*Instruction 1*: In the rows, everything from "For every button, label, input, icon, or" down to "394, 624, 406]", rename "colorbar-swatch" to "scale-swatch" and change nothing else. Leave the pictures out of your answer.

*Excerpt provided*:
====
The stuff in that document is all very fundamental and basic, and doesn't seem that abstract at all to me. If you want to do mechanical theorem proving, you should be(come) familiar with that stuff. Personally I like set theory as a basis, because it is so simple and intuitiv.
Obviously, professional set theorists go way beyond what is described in this document, but to be honest, none of that more advanced stuff seems very useful to me in practical applications in technology.
> The stuff in that document is all very fundamental and basic, and doesn't seem that abstract at all to me.
I wondered the same thing. The first half of the linked paper is usually contained (if abridged) in the intro chapter of more or less any algebra/topology/analysis textbook. I don't remember Rudin's first book being an exception. Most of that material can be found in the first chapter of Rudin's "Principles" (3rd edition).
I'd say the basic topology in R^n is much more abstract (the 2nd chapter of Rudin "Principles" [3rd ed]) and it's not treated in the linked doc.
Set theory basically is the same thing as type theory, these are two schools of formal languages designed to define logics (something which is even more true for this book that seems introductory). I don't really like set theory (imho it's a pain to use rigorously formally) but type theory is cool. If you've already used typed languages in the ML/haskell family you will have a lot of intuition in constructive logic (formal reasoning in type theory is literally the same thing as programming). Shallow applications of type theory are numerous in recent developments of compilers (using types, rust can manage memory correctly and statically; in general types are a good channel between humans and compilers for high level and structured information about what they are writing, leading to tons of systematical optimizations).
So: all kinds of typed programming languages with non trivial features being effects (monads&modalities, linear logic), structuring/interfaces (parametrized modules, type classes, translucent types, ..) or interactive theorem proving.
Tbh: I didn't read the document, only the table of contents.
====
*Input rows*:
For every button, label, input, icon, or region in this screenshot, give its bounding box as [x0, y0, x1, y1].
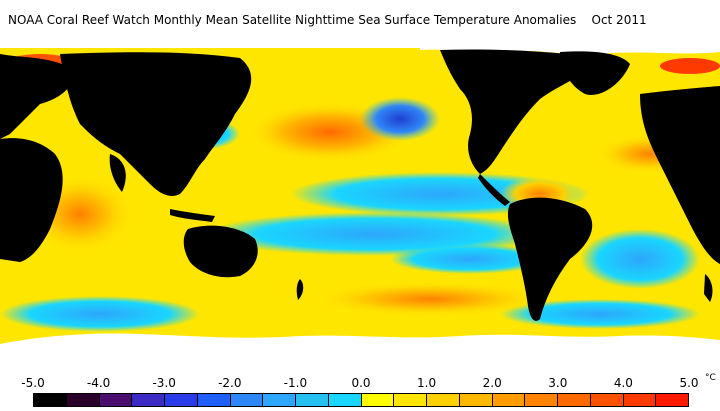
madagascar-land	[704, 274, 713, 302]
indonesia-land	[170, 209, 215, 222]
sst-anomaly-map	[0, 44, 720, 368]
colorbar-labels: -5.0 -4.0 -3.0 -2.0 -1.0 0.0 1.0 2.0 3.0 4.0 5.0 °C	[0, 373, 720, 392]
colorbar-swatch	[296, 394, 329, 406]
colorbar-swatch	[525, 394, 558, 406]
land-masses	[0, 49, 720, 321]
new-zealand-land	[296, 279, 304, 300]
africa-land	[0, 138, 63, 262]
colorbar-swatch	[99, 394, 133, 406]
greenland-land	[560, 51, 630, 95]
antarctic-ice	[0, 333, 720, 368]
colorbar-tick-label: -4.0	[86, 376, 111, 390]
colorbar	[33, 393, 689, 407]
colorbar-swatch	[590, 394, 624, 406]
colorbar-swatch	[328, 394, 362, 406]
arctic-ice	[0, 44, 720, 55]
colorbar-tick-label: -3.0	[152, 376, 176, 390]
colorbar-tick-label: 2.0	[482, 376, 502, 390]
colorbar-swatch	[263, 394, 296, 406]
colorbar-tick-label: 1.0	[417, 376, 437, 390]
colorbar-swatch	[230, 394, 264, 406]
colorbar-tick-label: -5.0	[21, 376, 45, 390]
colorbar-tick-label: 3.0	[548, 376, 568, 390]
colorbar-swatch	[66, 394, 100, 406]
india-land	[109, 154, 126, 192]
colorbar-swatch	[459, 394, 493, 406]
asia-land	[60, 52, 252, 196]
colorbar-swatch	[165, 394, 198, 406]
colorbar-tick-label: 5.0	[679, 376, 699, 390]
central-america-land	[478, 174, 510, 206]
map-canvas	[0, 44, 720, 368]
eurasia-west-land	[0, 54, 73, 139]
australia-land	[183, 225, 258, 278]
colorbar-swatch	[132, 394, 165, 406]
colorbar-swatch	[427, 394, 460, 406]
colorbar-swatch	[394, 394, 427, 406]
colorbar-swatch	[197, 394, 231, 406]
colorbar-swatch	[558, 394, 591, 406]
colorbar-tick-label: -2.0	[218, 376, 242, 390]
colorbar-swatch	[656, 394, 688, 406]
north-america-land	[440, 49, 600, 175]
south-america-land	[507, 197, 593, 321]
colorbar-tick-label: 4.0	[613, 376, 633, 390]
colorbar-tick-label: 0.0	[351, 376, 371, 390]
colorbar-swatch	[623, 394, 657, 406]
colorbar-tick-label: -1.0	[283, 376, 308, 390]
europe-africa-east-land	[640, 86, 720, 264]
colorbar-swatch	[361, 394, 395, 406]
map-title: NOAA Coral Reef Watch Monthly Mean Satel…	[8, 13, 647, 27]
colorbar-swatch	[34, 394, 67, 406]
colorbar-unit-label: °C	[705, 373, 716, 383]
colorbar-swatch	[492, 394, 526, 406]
====
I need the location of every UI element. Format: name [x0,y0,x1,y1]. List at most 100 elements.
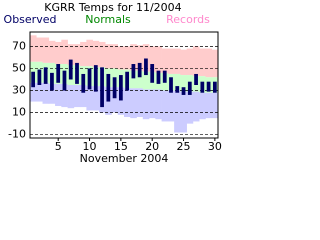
====
*Instruction 2*: Transcribe the set theory discussion word for word, everything from "Set theory basically" down to "of systematical optimizations).".

*Result 1*:
For every button, label, input, icon, or region in this screenshot, give its bounding box as [x0, y0, x1, y1].
madagascar-land	[704, 274, 713, 302]
indonesia-land	[170, 209, 215, 222]
sst-anomaly-map	[0, 44, 720, 368]
colorbar-labels: -5.0 -4.0 -3.0 -2.0 -1.0 0.0 1.0 2.0 3.0 4.0 5.0 °C	[0, 373, 720, 392]
scale-swatch	[296, 394, 329, 406]
scale-swatch	[525, 394, 558, 406]
land-masses	[0, 49, 720, 321]
new-zealand-land	[296, 279, 304, 300]
africa-land	[0, 138, 63, 262]
scale-swatch	[99, 394, 133, 406]
greenland-land	[560, 51, 630, 95]
antarctic-ice	[0, 333, 720, 368]
colorbar-tick-label: -4.0	[86, 376, 111, 390]
colorbar	[33, 393, 689, 407]
scale-swatch	[590, 394, 624, 406]

*Result 2*:
Set theory basically is the same thing as type theory, these are two schools of formal languages designed to define logics (something which is even more true for this book that seems introductory). I don't really like set theory (imho it's a pain to use rigorously formally) but type theory is cool. If you've already used typed languages in the ML/haskell family you will have a lot of intuition in constructive logic (formal reasoning in type theory is literally the same thing as programming). Shallow applications of type theory are numerous in recent developments of compilers (using types, rust can manage memory correctly and statically; in general types are a good channel between humans and compilers for high level and structured information about what they are writing, leading to tons of systematical optimizations).